Check every line below for the string "label", and copy the lines that contain it.

#### Provided material ####

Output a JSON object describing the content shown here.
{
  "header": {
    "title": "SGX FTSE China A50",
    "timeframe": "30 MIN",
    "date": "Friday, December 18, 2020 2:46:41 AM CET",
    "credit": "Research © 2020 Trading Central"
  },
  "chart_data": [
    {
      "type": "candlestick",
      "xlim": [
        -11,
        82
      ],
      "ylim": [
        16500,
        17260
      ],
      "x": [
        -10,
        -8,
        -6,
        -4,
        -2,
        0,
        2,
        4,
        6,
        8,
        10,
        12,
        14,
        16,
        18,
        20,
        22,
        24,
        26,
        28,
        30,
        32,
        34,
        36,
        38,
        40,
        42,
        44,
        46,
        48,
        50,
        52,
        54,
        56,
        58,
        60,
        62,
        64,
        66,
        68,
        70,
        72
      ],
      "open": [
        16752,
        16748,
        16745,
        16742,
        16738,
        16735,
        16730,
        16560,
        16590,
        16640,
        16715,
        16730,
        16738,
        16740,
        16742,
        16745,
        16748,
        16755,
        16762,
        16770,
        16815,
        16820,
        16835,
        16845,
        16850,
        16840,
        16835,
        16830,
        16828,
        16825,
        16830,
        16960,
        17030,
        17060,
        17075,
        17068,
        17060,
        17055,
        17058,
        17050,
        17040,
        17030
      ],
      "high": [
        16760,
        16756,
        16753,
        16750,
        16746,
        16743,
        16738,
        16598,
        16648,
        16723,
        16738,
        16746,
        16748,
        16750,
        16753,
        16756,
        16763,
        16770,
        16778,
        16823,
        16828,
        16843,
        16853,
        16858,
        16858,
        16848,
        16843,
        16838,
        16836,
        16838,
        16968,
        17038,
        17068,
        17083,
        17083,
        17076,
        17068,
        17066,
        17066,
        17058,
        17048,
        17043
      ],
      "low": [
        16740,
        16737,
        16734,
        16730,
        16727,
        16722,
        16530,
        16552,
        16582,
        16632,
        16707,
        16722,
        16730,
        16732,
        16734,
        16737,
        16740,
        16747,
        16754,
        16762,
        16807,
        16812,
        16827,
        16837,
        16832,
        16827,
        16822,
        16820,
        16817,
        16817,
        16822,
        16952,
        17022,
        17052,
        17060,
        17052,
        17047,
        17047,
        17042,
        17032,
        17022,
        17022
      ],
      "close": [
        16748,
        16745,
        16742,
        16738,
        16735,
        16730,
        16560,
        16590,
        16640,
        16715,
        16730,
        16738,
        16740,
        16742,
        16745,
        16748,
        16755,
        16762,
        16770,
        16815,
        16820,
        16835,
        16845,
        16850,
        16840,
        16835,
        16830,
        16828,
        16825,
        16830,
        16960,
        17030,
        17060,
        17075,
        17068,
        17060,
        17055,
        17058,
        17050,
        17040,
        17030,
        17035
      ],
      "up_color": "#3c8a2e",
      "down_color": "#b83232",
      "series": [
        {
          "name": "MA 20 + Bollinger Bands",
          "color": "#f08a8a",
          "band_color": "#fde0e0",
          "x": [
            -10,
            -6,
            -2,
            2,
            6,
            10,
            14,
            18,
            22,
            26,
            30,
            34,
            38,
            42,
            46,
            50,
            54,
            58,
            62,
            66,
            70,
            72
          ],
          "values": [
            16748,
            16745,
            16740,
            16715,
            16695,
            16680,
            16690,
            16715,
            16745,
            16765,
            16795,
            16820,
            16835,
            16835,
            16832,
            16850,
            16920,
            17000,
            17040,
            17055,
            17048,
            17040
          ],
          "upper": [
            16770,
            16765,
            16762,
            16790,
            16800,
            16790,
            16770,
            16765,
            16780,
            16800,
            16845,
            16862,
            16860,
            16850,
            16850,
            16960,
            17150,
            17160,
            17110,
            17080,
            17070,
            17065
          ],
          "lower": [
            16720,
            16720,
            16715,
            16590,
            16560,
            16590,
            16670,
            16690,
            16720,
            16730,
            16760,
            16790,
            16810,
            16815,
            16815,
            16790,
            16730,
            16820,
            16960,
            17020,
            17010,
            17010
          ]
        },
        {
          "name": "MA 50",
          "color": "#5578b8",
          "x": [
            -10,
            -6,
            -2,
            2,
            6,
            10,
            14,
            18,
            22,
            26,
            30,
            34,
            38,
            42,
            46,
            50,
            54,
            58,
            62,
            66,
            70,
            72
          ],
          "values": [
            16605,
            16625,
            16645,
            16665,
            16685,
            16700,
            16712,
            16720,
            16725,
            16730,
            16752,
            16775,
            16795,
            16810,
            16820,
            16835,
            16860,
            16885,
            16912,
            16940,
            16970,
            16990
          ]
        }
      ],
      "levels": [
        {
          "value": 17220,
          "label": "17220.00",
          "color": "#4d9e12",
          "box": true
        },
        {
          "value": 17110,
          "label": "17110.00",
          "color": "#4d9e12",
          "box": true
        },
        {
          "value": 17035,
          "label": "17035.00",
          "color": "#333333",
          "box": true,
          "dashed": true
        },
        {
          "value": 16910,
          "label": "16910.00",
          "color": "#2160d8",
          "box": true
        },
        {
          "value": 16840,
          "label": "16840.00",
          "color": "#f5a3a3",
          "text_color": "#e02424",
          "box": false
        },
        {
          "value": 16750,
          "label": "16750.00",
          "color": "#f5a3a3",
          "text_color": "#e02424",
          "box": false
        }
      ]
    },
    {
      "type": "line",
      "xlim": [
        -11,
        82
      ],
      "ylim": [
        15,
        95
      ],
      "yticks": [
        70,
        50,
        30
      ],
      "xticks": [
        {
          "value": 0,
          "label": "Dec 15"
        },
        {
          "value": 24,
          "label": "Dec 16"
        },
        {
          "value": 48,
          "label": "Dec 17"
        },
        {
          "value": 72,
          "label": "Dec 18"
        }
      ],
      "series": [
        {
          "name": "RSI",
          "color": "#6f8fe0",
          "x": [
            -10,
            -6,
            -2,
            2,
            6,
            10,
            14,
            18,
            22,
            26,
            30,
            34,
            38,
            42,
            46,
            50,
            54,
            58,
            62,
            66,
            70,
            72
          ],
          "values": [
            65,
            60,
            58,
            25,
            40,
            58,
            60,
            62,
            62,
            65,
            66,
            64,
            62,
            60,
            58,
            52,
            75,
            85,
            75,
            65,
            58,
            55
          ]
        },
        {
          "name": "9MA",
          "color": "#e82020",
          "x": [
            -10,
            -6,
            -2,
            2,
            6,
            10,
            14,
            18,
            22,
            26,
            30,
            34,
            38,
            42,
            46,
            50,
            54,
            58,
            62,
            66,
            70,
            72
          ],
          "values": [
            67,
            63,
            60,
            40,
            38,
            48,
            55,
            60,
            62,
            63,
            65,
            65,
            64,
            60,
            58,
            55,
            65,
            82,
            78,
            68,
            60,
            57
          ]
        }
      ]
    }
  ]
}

####

**Full response**
          "label": "17220.00",
          "label": "17110.00",
          "label": "17035.00",
          "label": "16910.00",
          "label": "16840.00",
          "label": "16750.00",
          "label": "Dec 15"
          "label": "Dec 16"
          "label": "Dec 17"
          "label": "Dec 18"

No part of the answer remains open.